> **Work to complete**
Check every line of the data below for the string "Korean", and copy the ones that hold it.

____________

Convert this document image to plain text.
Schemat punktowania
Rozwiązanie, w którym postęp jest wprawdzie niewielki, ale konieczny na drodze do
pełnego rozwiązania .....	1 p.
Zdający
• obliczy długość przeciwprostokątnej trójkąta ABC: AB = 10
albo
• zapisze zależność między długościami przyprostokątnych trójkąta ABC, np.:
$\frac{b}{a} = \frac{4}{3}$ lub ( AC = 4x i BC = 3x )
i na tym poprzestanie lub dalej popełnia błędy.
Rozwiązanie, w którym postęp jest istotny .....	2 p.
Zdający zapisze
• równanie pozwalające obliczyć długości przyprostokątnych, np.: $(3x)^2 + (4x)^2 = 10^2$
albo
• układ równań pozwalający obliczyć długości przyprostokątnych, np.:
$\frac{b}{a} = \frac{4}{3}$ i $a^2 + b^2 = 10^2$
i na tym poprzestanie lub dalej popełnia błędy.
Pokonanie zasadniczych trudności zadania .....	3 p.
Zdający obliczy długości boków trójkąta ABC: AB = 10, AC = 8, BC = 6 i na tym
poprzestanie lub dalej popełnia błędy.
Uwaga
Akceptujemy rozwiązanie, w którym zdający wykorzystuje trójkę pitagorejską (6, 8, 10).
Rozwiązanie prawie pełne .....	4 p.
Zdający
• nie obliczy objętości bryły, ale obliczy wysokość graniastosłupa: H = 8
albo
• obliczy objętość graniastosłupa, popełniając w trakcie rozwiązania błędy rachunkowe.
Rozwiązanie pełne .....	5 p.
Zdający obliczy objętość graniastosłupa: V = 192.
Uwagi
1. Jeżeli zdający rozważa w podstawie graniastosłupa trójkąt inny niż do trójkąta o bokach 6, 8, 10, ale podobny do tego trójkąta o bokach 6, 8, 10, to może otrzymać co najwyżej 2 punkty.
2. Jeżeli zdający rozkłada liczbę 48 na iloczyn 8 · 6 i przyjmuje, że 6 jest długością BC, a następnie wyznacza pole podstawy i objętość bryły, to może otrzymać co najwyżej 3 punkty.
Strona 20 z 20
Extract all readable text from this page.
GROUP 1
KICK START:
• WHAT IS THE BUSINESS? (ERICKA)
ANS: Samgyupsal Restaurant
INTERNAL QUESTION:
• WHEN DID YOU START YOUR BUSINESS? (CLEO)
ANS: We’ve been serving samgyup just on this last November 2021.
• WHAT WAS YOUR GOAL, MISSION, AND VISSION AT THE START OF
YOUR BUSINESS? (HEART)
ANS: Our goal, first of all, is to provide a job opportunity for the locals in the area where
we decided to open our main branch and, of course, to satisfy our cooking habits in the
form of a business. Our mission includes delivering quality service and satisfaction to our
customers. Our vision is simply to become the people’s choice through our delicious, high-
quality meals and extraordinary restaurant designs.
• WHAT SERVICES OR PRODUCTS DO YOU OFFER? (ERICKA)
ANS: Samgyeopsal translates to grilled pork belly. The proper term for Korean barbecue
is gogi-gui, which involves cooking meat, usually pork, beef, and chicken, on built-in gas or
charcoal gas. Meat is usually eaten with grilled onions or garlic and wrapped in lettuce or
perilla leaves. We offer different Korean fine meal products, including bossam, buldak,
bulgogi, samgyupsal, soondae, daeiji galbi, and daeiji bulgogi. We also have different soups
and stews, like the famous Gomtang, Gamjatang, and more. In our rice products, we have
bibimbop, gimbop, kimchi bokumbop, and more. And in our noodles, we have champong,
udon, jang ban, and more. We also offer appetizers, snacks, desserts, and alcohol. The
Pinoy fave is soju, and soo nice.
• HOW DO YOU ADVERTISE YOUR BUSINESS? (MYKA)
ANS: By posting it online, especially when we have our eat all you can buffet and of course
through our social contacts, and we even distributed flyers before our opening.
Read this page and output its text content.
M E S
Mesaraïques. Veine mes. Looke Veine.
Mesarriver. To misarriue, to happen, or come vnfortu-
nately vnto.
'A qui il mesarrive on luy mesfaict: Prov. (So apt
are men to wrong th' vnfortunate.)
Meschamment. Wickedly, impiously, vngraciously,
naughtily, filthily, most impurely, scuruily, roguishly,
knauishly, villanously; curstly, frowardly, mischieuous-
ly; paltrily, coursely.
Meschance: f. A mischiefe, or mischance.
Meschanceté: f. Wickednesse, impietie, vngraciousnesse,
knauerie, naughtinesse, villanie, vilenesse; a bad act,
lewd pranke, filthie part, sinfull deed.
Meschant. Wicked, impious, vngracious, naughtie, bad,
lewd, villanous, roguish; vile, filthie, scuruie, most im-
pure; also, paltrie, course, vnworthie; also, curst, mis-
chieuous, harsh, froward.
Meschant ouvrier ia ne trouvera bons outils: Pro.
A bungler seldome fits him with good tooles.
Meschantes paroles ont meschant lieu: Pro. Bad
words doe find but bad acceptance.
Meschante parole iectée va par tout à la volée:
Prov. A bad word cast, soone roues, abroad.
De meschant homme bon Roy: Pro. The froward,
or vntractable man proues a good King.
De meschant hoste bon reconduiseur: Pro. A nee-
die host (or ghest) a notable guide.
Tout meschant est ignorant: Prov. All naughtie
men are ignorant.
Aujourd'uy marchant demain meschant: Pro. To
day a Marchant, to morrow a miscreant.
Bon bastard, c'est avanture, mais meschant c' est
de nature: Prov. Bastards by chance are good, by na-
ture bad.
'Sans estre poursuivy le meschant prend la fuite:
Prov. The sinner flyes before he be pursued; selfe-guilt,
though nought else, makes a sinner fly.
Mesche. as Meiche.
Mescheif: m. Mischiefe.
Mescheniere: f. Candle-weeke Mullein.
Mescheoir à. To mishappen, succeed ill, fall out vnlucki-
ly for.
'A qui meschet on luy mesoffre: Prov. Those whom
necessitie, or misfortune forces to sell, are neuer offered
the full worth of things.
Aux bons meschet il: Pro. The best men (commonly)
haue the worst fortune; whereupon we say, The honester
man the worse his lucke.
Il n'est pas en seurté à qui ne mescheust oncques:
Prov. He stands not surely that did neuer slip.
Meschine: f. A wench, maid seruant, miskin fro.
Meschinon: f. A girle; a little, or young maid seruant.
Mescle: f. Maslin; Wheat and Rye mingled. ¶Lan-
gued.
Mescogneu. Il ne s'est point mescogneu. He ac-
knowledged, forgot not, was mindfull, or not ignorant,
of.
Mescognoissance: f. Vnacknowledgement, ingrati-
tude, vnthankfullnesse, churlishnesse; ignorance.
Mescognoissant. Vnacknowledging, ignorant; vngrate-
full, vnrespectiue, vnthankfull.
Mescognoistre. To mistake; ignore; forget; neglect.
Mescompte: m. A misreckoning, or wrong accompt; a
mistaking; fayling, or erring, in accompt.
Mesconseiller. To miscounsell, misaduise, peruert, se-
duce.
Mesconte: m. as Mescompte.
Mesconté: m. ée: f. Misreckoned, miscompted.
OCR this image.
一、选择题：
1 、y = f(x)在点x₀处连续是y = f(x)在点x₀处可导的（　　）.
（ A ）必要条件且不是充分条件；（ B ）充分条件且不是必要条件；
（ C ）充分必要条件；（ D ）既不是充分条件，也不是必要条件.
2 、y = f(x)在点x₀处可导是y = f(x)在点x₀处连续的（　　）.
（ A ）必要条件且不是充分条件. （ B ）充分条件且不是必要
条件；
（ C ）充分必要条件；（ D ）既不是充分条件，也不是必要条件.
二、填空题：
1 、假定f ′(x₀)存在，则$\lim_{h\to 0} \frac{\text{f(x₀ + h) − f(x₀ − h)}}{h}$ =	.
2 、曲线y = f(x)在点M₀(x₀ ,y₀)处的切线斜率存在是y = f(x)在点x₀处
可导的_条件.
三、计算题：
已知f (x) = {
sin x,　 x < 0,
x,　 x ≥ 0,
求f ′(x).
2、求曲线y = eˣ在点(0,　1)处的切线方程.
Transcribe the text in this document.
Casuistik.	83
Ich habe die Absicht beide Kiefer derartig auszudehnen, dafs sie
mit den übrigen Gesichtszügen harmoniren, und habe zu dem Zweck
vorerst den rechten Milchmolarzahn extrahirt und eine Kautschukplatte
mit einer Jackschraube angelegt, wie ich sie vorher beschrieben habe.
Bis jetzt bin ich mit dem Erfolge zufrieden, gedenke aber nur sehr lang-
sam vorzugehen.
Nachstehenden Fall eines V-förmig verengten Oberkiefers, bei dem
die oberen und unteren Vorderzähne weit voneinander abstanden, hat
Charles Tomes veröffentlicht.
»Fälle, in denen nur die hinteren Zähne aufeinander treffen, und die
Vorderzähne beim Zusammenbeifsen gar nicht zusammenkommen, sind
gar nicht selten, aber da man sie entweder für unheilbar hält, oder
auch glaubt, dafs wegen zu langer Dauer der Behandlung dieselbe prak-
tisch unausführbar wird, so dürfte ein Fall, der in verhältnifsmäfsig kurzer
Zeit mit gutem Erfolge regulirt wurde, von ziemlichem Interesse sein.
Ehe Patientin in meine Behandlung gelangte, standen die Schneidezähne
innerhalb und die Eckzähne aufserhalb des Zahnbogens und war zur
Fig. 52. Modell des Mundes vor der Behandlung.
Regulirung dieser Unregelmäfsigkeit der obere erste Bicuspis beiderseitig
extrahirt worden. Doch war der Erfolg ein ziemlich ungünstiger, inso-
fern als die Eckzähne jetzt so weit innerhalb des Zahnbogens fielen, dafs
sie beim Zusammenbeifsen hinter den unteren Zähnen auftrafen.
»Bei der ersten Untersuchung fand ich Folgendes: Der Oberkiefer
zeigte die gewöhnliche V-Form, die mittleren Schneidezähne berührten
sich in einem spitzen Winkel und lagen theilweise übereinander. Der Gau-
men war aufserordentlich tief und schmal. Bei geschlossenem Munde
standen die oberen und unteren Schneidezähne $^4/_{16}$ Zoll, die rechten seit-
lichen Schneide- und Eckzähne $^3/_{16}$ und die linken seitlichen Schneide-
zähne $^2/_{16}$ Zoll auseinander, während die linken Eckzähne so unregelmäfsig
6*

____________

> **Finished task**
ANS: Samgyeopsal translates to grilled pork belly. The proper term for Korean barbecue
perilla leaves. We offer different Korean fine meal products, including bossam, buldak,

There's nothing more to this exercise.